*TASK INSTRUCTIONS*:
What number of lines hold the word "активируемые"? State that number and nothing besides.
──────── EXERCISE DATA
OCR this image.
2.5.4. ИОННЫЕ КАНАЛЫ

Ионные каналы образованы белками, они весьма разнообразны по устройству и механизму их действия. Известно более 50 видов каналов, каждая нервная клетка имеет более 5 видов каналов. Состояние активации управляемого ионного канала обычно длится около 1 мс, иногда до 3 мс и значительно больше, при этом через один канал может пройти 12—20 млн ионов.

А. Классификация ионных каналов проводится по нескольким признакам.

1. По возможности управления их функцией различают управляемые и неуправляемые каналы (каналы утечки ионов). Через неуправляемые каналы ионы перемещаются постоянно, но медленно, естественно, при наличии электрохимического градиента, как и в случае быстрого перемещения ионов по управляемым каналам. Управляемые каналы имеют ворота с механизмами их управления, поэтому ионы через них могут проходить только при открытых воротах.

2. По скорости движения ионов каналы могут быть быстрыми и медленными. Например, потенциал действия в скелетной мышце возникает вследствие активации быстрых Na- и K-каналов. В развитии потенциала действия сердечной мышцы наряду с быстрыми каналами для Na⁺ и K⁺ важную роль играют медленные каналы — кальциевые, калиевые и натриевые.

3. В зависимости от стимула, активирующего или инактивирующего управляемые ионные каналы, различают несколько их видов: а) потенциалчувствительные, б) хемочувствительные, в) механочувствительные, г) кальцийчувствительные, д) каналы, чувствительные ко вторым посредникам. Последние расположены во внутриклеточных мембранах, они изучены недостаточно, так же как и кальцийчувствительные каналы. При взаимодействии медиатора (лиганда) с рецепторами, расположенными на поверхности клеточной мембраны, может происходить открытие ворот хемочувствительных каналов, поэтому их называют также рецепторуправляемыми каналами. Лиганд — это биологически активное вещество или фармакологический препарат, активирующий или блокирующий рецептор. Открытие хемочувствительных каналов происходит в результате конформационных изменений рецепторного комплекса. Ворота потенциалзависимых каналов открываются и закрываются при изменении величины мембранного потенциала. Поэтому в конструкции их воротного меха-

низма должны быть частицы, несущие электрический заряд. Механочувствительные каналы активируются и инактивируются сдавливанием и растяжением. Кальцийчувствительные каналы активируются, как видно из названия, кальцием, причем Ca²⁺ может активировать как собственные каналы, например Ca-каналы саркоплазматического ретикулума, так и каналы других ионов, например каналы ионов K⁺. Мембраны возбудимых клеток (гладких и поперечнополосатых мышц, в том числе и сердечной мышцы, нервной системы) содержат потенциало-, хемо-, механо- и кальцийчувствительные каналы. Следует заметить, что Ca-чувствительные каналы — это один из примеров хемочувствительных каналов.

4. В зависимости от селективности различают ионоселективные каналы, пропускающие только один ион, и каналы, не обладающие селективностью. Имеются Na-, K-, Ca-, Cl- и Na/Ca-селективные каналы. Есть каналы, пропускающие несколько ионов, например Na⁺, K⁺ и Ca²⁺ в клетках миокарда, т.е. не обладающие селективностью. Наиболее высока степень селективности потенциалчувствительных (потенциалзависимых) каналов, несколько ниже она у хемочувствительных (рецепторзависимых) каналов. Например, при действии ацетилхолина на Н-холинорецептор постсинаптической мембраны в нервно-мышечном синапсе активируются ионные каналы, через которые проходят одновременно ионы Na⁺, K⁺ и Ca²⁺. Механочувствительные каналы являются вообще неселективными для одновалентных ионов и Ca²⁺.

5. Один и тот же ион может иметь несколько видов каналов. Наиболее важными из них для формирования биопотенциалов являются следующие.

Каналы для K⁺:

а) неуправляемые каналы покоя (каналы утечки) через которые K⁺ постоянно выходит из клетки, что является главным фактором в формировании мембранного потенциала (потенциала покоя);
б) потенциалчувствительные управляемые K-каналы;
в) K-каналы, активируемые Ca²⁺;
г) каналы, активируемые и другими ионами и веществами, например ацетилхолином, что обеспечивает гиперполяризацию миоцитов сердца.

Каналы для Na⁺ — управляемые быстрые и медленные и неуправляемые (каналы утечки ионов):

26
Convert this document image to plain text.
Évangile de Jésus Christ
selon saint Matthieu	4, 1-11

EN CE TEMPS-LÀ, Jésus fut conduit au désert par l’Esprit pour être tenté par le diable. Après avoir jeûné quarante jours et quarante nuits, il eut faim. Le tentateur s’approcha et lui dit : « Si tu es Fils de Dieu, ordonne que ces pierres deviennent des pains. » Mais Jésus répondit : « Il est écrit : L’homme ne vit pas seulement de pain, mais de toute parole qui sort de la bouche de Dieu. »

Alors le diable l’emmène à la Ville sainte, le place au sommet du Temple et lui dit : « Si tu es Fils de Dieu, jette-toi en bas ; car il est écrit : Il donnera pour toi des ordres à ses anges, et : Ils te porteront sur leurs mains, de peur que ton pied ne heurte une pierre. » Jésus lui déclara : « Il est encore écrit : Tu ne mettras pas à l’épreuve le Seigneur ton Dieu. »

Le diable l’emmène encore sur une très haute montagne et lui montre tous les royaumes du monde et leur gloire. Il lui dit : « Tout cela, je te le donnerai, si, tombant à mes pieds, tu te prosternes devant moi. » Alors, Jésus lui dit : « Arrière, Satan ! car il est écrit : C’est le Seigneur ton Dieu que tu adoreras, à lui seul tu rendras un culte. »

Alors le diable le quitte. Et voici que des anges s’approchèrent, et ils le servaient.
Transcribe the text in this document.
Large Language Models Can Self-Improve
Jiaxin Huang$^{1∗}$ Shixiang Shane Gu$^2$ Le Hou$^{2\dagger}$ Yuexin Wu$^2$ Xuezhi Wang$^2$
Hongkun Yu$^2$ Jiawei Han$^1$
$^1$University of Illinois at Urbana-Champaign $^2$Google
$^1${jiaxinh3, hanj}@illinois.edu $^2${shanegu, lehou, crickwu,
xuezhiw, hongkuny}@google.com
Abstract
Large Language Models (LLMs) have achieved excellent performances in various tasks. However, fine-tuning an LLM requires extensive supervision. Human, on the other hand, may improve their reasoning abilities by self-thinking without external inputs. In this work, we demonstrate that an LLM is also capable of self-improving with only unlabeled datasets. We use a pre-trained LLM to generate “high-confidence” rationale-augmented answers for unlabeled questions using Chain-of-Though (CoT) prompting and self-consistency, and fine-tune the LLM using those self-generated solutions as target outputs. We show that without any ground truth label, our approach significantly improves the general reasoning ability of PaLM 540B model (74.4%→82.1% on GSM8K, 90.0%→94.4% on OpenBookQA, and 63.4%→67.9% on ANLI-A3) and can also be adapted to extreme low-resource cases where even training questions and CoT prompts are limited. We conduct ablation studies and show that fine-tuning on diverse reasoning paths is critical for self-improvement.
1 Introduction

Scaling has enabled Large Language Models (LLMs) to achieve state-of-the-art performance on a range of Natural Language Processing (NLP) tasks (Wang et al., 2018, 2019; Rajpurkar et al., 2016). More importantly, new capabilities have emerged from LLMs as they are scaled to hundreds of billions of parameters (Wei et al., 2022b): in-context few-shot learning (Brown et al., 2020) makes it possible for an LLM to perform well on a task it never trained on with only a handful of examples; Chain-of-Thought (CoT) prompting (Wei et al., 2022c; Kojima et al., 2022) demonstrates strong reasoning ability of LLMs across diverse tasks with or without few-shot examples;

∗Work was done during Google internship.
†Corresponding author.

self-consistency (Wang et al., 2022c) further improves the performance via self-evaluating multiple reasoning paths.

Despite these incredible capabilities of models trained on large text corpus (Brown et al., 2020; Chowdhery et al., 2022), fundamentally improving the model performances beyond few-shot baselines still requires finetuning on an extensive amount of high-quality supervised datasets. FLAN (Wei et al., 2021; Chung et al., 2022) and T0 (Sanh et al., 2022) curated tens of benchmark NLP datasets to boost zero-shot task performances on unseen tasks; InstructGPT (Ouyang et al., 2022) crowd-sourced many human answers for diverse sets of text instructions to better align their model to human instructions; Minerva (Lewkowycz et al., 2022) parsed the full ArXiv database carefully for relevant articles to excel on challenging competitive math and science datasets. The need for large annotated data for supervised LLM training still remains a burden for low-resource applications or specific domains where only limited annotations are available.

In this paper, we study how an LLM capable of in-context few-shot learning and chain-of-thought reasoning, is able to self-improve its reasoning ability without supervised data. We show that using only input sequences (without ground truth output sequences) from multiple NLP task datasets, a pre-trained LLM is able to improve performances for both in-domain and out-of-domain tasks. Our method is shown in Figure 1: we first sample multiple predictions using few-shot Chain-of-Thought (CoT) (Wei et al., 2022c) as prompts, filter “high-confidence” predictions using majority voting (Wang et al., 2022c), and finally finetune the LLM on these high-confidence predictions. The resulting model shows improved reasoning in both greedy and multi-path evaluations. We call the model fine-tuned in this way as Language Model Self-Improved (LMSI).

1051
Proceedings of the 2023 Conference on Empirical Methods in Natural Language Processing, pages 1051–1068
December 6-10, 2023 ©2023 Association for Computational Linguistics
────────────────
*ANSWER TO THIS PROBLEM*:
2